About this exercise:
Repeat the listing below in full and exactly. Pictures are to be omitted.

Record excerpts:
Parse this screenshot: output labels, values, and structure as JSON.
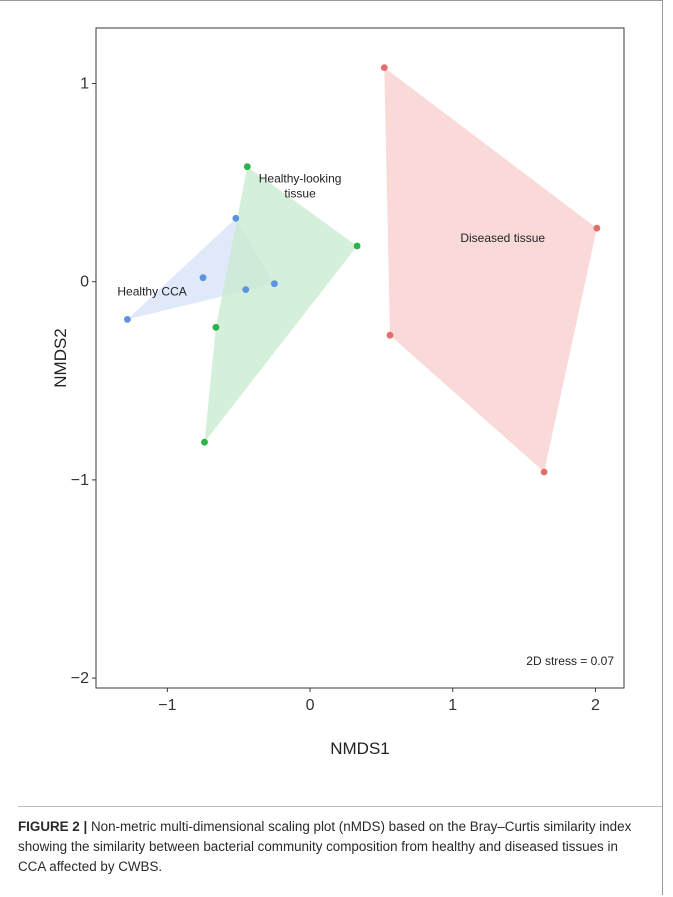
{
  "chart_data": {
    "type": "scatter",
    "xlabel": "NMDS1",
    "ylabel": "NMDS2",
    "xlim": [
      -1.5,
      2.2
    ],
    "ylim": [
      -2.05,
      1.28
    ],
    "xticks": [
      -1,
      0,
      1,
      2
    ],
    "yticks": [
      -2,
      -1,
      0,
      1
    ],
    "xtick_labels": [
      "−1",
      "0",
      "1",
      "2"
    ],
    "ytick_labels": [
      "−2",
      "−1",
      "0",
      "1"
    ],
    "grid": false,
    "legend": "none",
    "annotation": "2D stress = 0.07",
    "groups": [
      {
        "name": "Healthy CCA",
        "color": "#5b93e0",
        "hull_fill": "#d6e3f8",
        "points": [
          [
            -1.28,
            -0.19
          ],
          [
            -0.75,
            0.02
          ],
          [
            -0.52,
            0.32
          ],
          [
            -0.45,
            -0.04
          ],
          [
            -0.25,
            -0.01
          ]
        ],
        "hull": [
          [
            -1.28,
            -0.19
          ],
          [
            -0.52,
            0.32
          ],
          [
            -0.25,
            -0.01
          ]
        ]
      },
      {
        "name": "Healthy-looking tissue",
        "color": "#2bb34a",
        "hull_fill": "#c9ecd0",
        "points": [
          [
            -0.44,
            0.58
          ],
          [
            0.33,
            0.18
          ],
          [
            -0.66,
            -0.23
          ],
          [
            -0.74,
            -0.81
          ]
        ],
        "hull": [
          [
            -0.44,
            0.58
          ],
          [
            0.33,
            0.18
          ],
          [
            -0.74,
            -0.81
          ],
          [
            -0.66,
            -0.23
          ]
        ]
      },
      {
        "name": "Diseased tissue",
        "color": "#e46e6a",
        "hull_fill": "#f8d0ce",
        "points": [
          [
            0.52,
            1.08
          ],
          [
            2.01,
            0.27
          ],
          [
            0.56,
            -0.27
          ],
          [
            1.64,
            -0.96
          ]
        ],
        "hull": [
          [
            0.52,
            1.08
          ],
          [
            2.01,
            0.27
          ],
          [
            1.64,
            -0.96
          ],
          [
            0.56,
            -0.27
          ]
        ]
      }
    ],
    "group_labels": [
      {
        "text": "Healthy CCA",
        "anchor": "start",
        "x": -1.35,
        "y": -0.07,
        "lines": [
          "Healthy CCA"
        ]
      },
      {
        "text": "Healthy-looking tissue",
        "anchor": "middle",
        "x": -0.07,
        "y": 0.5,
        "lines": [
          "Healthy-looking",
          "tissue"
        ]
      },
      {
        "text": "Diseased tissue",
        "anchor": "middle",
        "x": 1.35,
        "y": 0.2,
        "lines": [
          "Diseased tissue"
        ]
      }
    ]
  },
  "caption": {
    "label": "FIGURE 2",
    "separator": "|",
    "text": "Non-metric multi-dimensional scaling plot (nMDS) based on the Bray–Curtis similarity index showing the similarity between bacterial community composition from healthy and diseased tissues in CCA affected by CWBS."
  }
}
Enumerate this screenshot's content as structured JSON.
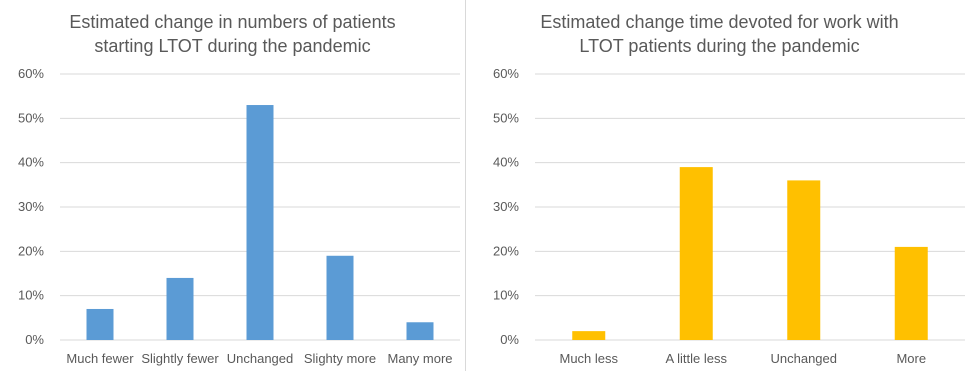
{
  "chart_data": [
    {
      "type": "bar",
      "title_lines": [
        "Estimated change in numbers of patients",
        "starting LTOT during the pandemic"
      ],
      "categories": [
        "Much fewer",
        "Slightly fewer",
        "Unchanged",
        "Slighty more",
        "Many more"
      ],
      "values": [
        7,
        14,
        53,
        19,
        4
      ],
      "xlabel": "",
      "ylabel": "",
      "ylim": [
        0,
        60
      ],
      "yticks": [
        "0%",
        "10%",
        "20%",
        "30%",
        "40%",
        "50%",
        "60%"
      ],
      "grid": true,
      "legend": "none",
      "color": "#5b9bd5"
    },
    {
      "type": "bar",
      "title_lines": [
        "Estimated change time devoted for work with",
        "LTOT patients during the pandemic"
      ],
      "categories": [
        "Much less",
        "A little less",
        "Unchanged",
        "More"
      ],
      "values": [
        2,
        39,
        36,
        21
      ],
      "xlabel": "",
      "ylabel": "",
      "ylim": [
        0,
        60
      ],
      "yticks": [
        "0%",
        "10%",
        "20%",
        "30%",
        "40%",
        "50%",
        "60%"
      ],
      "grid": true,
      "legend": "none",
      "color": "#ffc000"
    }
  ]
}
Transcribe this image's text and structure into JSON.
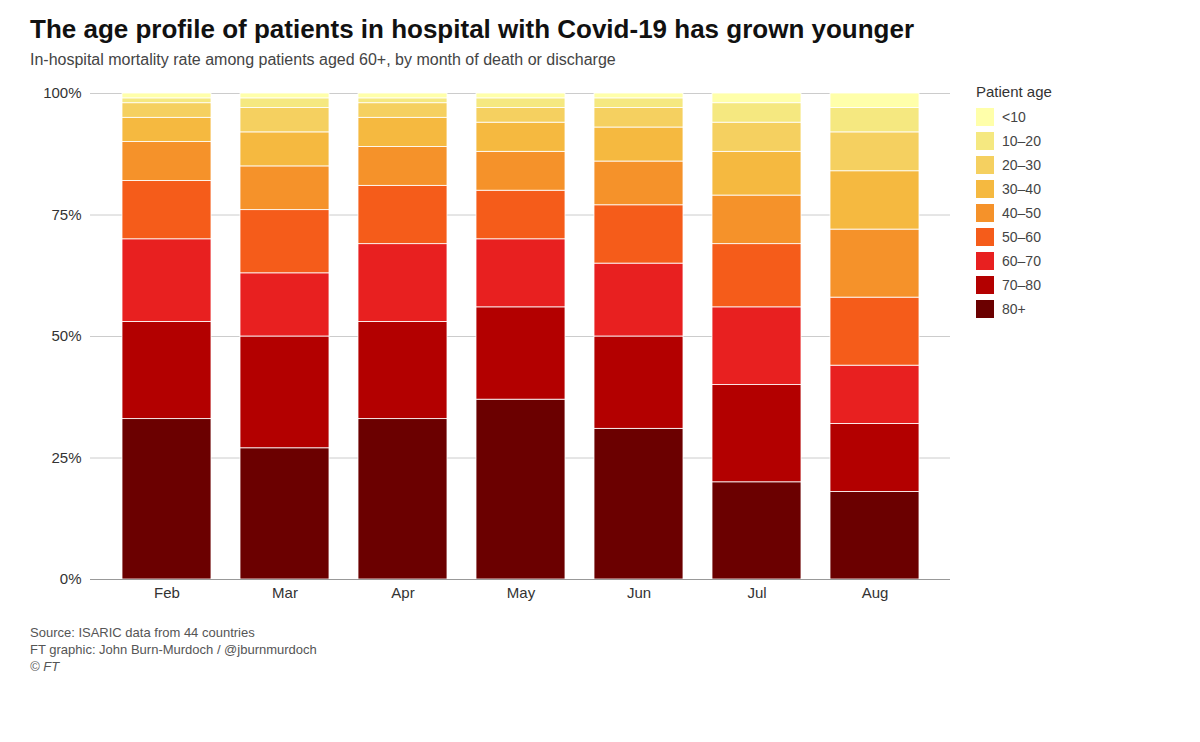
{
  "chart_data": {
    "type": "bar",
    "stacked": true,
    "title": "The age profile of patients in hospital with Covid-19 has grown younger",
    "subtitle": "In-hospital mortality rate among patients aged 60+, by month of death or discharge",
    "legend_title": "Patient age",
    "source_lines": [
      "Source: ISARIC data from 44 countries",
      "FT graphic: John Burn-Murdoch / @jburnmurdoch",
      "© FT"
    ],
    "categories": [
      "Feb",
      "Mar",
      "Apr",
      "May",
      "Jun",
      "Jul",
      "Aug"
    ],
    "series": [
      {
        "name": "80+",
        "color": "#6b0000",
        "values": [
          33,
          27,
          33,
          37,
          31,
          20,
          18
        ]
      },
      {
        "name": "70–80",
        "color": "#b30000",
        "values": [
          20,
          23,
          20,
          19,
          19,
          20,
          14
        ]
      },
      {
        "name": "60–70",
        "color": "#e82020",
        "values": [
          17,
          13,
          16,
          14,
          15,
          16,
          12
        ]
      },
      {
        "name": "50–60",
        "color": "#f55c1a",
        "values": [
          12,
          13,
          12,
          10,
          12,
          13,
          14
        ]
      },
      {
        "name": "40–50",
        "color": "#f5922a",
        "values": [
          8,
          9,
          8,
          8,
          9,
          10,
          14
        ]
      },
      {
        "name": "30–40",
        "color": "#f5b940",
        "values": [
          5,
          7,
          6,
          6,
          7,
          9,
          12
        ]
      },
      {
        "name": "20–30",
        "color": "#f5d060",
        "values": [
          3,
          5,
          3,
          3,
          4,
          6,
          8
        ]
      },
      {
        "name": "10–20",
        "color": "#f5e880",
        "values": [
          1,
          2,
          1,
          2,
          2,
          4,
          5
        ]
      },
      {
        "name": "<10",
        "color": "#ffffaa",
        "values": [
          1,
          1,
          1,
          1,
          1,
          2,
          3
        ]
      }
    ],
    "ylim": [
      0,
      100
    ],
    "yticks": [
      {
        "value": 0,
        "label": "0%"
      },
      {
        "value": 25,
        "label": "25%"
      },
      {
        "value": 50,
        "label": "50%"
      },
      {
        "value": 75,
        "label": "75%"
      },
      {
        "value": 100,
        "label": "100%"
      }
    ],
    "grid": true,
    "legend": "right"
  }
}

Result for this task:
Parse this screenshot: output labels, values, and structure as JSON.
{
  "chart_data": {
    "type": "scatter",
    "xlabel": "NMDS1",
    "ylabel": "NMDS2",
    "xlim": [
      -1.5,
      2.2
    ],
    "ylim": [
      -2.05,
      1.28
    ],
    "xticks": [
      -1,
      0,
      1,
      2
    ],
    "yticks": [
      -2,
      -1,
      0,
      1
    ],
    "xtick_labels": [
      "−1",
      "0",
      "1",
      "2"
    ],
    "ytick_labels": [
      "−2",
      "−1",
      "0",
      "1"
    ],
    "grid": false,
    "legend": "none",
    "annotation": "2D stress = 0.07",
    "groups": [
      {
        "name": "Healthy CCA",
        "color": "#5b93e0",
        "hull_fill": "#d6e3f8",
        "points": [
          [
            -1.28,
            -0.19
          ],
          [
            -0.75,
            0.02
          ],
          [
            -0.52,
            0.32
          ],
          [
            -0.45,
            -0.04
          ],
          [
            -0.25,
            -0.01
          ]
        ],
        "hull": [
          [
            -1.28,
            -0.19
          ],
          [
            -0.52,
            0.32
          ],
          [
            -0.25,
            -0.01
          ]
        ]
      },
      {
        "name": "Healthy-looking tissue",
        "color": "#2bb34a",
        "hull_fill": "#c9ecd0",
        "points": [
          [
            -0.44,
            0.58
          ],
          [
            0.33,
            0.18
          ],
          [
            -0.66,
            -0.23
          ],
          [
            -0.74,
            -0.81
          ]
        ],
        "hull": [
          [
            -0.44,
            0.58
          ],
          [
            0.33,
            0.18
          ],
          [
            -0.74,
            -0.81
          ],
          [
            -0.66,
            -0.23
          ]
        ]
      },
      {
        "name": "Diseased tissue",
        "color": "#e46e6a",
        "hull_fill": "#f8d0ce",
        "points": [
          [
            0.52,
            1.08
          ],
          [
            2.01,
            0.27
          ],
          [
            0.56,
            -0.27
          ],
          [
            1.64,
            -0.96
          ]
        ],
        "hull": [
          [
            0.52,
            1.08
          ],
          [
            2.01,
            0.27
          ],
          [
            1.64,
            -0.96
          ],
          [
            0.56,
            -0.27
          ]
        ]
      }
    ],
    "group_labels": [
      {
        "text": "Healthy CCA",
        "anchor": "start",
        "x": -1.35,
        "y": -0.07,
        "lines": [
          "Healthy CCA"
        ]
      },
      {
        "text": "Healthy-looking tissue",
        "anchor": "middle",
        "x": -0.07,
        "y": 0.5,
        "lines": [
          "Healthy-looking",
          "tissue"
        ]
      },
      {
        "text": "Diseased tissue",
        "anchor": "middle",
        "x": 1.35,
        "y": 0.2,
        "lines": [
          "Diseased tissue"
        ]
      }
    ]
  },
  "caption": {
    "label": "FIGURE 2",
    "separator": "|",
    "text": "Non-metric multi-dimensional scaling plot (nMDS) based on the Bray–Curtis similarity index showing the similarity between bacterial community composition from healthy and diseased tissues in CCA affected by CWBS."
  }
}
Enumerate this screenshot's content as structured JSON.
{
  "chart_data": [
    {
      "type": "bar",
      "title_lines": [
        "Estimated change in numbers of patients",
        "starting LTOT during the pandemic"
      ],
      "categories": [
        "Much fewer",
        "Slightly fewer",
        "Unchanged",
        "Slighty more",
        "Many more"
      ],
      "values": [
        7,
        14,
        53,
        19,
        4
      ],
      "xlabel": "",
      "ylabel": "",
      "ylim": [
        0,
        60
      ],
      "yticks": [
        "0%",
        "10%",
        "20%",
        "30%",
        "40%",
        "50%",
        "60%"
      ],
      "grid": true,
      "legend": "none",
      "color": "#5b9bd5"
    },
    {
      "type": "bar",
      "title_lines": [
        "Estimated change time devoted for work with",
        "LTOT patients during the pandemic"
      ],
      "categories": [
        "Much less",
        "A little less",
        "Unchanged",
        "More"
      ],
      "values": [
        2,
        39,
        36,
        21
      ],
      "xlabel": "",
      "ylabel": "",
      "ylim": [
        0,
        60
      ],
      "yticks": [
        "0%",
        "10%",
        "20%",
        "30%",
        "40%",
        "50%",
        "60%"
      ],
      "grid": true,
      "legend": "none",
      "color": "#ffc000"
    }
  ]
}
Transcribe this image's text and structure into JSON.
{
  "chart_data": {
    "type": "bar",
    "stacked": true,
    "title": "The age profile of patients in hospital with Covid-19 has grown younger",
    "subtitle": "In-hospital mortality rate among patients aged 60+, by month of death or discharge",
    "legend_title": "Patient age",
    "source_lines": [
      "Source: ISARIC data from 44 countries",
      "FT graphic: John Burn-Murdoch / @jburnmurdoch",
      "© FT"
    ],
    "categories": [
      "Feb",
      "Mar",
      "Apr",
      "May",
      "Jun",
      "Jul",
      "Aug"
    ],
    "series": [
      {
        "name": "80+",
        "color": "#6b0000",
        "values": [
          33,
          27,
          33,
          37,
          31,
          20,
          18
        ]
      },
      {
        "name": "70–80",
        "color": "#b30000",
        "values": [
          20,
          23,
          20,
          19,
          19,
          20,
          14
        ]
      },
      {
        "name": "60–70",
        "color": "#e82020",
        "values": [
          17,
          13,
          16,
          14,
          15,
          16,
          12
        ]
      },
      {
        "name": "50–60",
        "color": "#f55c1a",
        "values": [
          12,
          13,
          12,
          10,
          12,
          13,
          14
        ]
      },
      {
        "name": "40–50",
        "color": "#f5922a",
        "values": [
          8,
          9,
          8,
          8,
          9,
          10,
          14
        ]
      },
      {
        "name": "30–40",
        "color": "#f5b940",
        "values": [
          5,
          7,
          6,
          6,
          7,
          9,
          12
        ]
      },
      {
        "name": "20–30",
        "color": "#f5d060",
        "values": [
          3,
          5,
          3,
          3,
          4,
          6,
          8
        ]
      },
      {
        "name": "10–20",
        "color": "#f5e880",
        "values": [
          1,
          2,
          1,
          2,
          2,
          4,
          5
        ]
      },
      {
        "name": "<10",
        "color": "#ffffaa",
        "values": [
          1,
          1,
          1,
          1,
          1,
          2,
          3
        ]
      }
    ],
    "ylim": [
      0,
      100
    ],
    "yticks": [
      {
        "value": 0,
        "label": "0%"
      },
      {
        "value": 25,
        "label": "25%"
      },
      {
        "value": 50,
        "label": "50%"
      },
      {
        "value": 75,
        "label": "75%"
      },
      {
        "value": 100,
        "label": "100%"
      }
    ],
    "grid": true,
    "legend": "right"
  }
}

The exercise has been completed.